▸ Work to do
Everything in the listing should be restated word for word.

· · · · · · ·

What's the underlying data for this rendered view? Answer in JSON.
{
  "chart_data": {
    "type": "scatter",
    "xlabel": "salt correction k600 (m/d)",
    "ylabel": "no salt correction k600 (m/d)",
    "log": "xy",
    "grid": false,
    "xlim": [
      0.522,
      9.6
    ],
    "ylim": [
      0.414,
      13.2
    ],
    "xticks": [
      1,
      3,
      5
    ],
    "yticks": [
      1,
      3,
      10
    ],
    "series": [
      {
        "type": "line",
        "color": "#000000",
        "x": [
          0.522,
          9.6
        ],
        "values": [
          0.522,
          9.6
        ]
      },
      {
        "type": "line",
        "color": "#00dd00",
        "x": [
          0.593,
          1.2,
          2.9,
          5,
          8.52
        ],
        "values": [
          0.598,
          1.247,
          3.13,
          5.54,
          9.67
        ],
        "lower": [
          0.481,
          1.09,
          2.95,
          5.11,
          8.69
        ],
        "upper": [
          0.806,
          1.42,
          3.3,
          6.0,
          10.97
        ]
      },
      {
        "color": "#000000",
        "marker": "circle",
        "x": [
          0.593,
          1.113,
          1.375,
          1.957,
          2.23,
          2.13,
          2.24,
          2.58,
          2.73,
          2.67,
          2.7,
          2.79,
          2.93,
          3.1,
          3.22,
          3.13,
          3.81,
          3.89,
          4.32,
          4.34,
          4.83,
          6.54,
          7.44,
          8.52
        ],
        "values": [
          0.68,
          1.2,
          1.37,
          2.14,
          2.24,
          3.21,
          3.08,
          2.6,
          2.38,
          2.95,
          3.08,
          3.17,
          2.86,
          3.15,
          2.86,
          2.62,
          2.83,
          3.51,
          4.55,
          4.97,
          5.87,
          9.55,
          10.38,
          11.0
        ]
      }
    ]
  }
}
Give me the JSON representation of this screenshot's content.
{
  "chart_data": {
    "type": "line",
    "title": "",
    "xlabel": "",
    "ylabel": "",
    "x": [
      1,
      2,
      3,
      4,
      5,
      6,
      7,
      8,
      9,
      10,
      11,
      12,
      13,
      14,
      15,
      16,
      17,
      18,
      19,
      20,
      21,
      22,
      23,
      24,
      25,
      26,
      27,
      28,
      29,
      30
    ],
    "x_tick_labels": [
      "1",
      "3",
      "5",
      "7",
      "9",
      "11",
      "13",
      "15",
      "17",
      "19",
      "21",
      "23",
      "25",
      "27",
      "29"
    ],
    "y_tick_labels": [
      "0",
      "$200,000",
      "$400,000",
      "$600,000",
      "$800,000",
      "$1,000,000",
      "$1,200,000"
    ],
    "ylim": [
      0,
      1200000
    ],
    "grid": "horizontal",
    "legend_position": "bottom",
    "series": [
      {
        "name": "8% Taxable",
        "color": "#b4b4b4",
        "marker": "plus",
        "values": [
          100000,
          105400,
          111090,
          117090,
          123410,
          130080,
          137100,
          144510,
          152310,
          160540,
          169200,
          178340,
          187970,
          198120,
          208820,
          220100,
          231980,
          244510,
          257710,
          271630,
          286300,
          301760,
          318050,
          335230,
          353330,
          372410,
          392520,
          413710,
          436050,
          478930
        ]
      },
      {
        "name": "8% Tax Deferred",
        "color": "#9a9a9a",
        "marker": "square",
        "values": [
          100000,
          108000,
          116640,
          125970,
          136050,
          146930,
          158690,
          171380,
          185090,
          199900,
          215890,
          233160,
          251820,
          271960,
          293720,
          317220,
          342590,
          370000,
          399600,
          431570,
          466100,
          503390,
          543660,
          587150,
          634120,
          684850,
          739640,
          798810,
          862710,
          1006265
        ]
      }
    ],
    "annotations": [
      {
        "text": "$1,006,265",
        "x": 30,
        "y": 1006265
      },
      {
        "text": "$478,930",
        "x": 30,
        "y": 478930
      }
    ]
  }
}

· · · · · · ·

▸ The solution
What's the underlying data for this rendered view? Answer in JSON.
{
  "chart_data": {
    "type": "scatter",
    "xlabel": "salt correction k600 (m/d)",
    "ylabel": "no salt correction k600 (m/d)",
    "log": "xy",
    "grid": false,
    "xlim": [
      0.522,
      9.6
    ],
    "ylim": [
      0.414,
      13.2
    ],
    "xticks": [
      1,
      3,
      5
    ],
    "yticks": [
      1,
      3,
      10
    ],
    "series": [
      {
        "type": "line",
        "color": "#000000",
        "x": [
          0.522,
          9.6
        ],
        "values": [
          0.522,
          9.6
        ]
      },
      {
        "type": "line",
        "color": "#00dd00",
        "x": [
          0.593,
          1.2,
          2.9,
          5,
          8.52
        ],
        "values": [
          0.598,
          1.247,
          3.13,
          5.54,
          9.67
        ],
        "lower": [
          0.481,
          1.09,
          2.95,
          5.11,
          8.69
        ],
        "upper": [
          0.806,
          1.42,
          3.3,
          6.0,
          10.97
        ]
      },
      {
        "color": "#000000",
        "marker": "circle",
        "x": [
          0.593,
          1.113,
          1.375,
          1.957,
          2.23,
          2.13,
          2.24,
          2.58,
          2.73,
          2.67,
          2.7,
          2.79,
          2.93,
          3.1,
          3.22,
          3.13,
          3.81,
          3.89,
          4.32,
          4.34,
          4.83,
          6.54,
          7.44,
          8.52
        ],
        "values": [
          0.68,
          1.2,
          1.37,
          2.14,
          2.24,
          3.21,
          3.08,
          2.6,
          2.38,
          2.95,
          3.08,
          3.17,
          2.86,
          3.15,
          2.86,
          2.62,
          2.83,
          3.51,
          4.55,
          4.97,
          5.87,
          9.55,
          10.38,
          11.0
        ]
      }
    ]
  }
}
Give me the JSON representation of this screenshot's content.
{
  "chart_data": {
    "type": "line",
    "title": "",
    "xlabel": "",
    "ylabel": "",
    "x": [
      1,
      2,
      3,
      4,
      5,
      6,
      7,
      8,
      9,
      10,
      11,
      12,
      13,
      14,
      15,
      16,
      17,
      18,
      19,
      20,
      21,
      22,
      23,
      24,
      25,
      26,
      27,
      28,
      29,
      30
    ],
    "x_tick_labels": [
      "1",
      "3",
      "5",
      "7",
      "9",
      "11",
      "13",
      "15",
      "17",
      "19",
      "21",
      "23",
      "25",
      "27",
      "29"
    ],
    "y_tick_labels": [
      "0",
      "$200,000",
      "$400,000",
      "$600,000",
      "$800,000",
      "$1,000,000",
      "$1,200,000"
    ],
    "ylim": [
      0,
      1200000
    ],
    "grid": "horizontal",
    "legend_position": "bottom",
    "series": [
      {
        "name": "8% Taxable",
        "color": "#b4b4b4",
        "marker": "plus",
        "values": [
          100000,
          105400,
          111090,
          117090,
          123410,
          130080,
          137100,
          144510,
          152310,
          160540,
          169200,
          178340,
          187970,
          198120,
          208820,
          220100,
          231980,
          244510,
          257710,
          271630,
          286300,
          301760,
          318050,
          335230,
          353330,
          372410,
          392520,
          413710,
          436050,
          478930
        ]
      },
      {
        "name": "8% Tax Deferred",
        "color": "#9a9a9a",
        "marker": "square",
        "values": [
          100000,
          108000,
          116640,
          125970,
          136050,
          146930,
          158690,
          171380,
          185090,
          199900,
          215890,
          233160,
          251820,
          271960,
          293720,
          317220,
          342590,
          370000,
          399600,
          431570,
          466100,
          503390,
          543660,
          587150,
          634120,
          684850,
          739640,
          798810,
          862710,
          1006265
        ]
      }
    ],
    "annotations": [
      {
        "text": "$1,006,265",
        "x": 30,
        "y": 1006265
      },
      {
        "text": "$478,930",
        "x": 30,
        "y": 478930
      }
    ]
  }
}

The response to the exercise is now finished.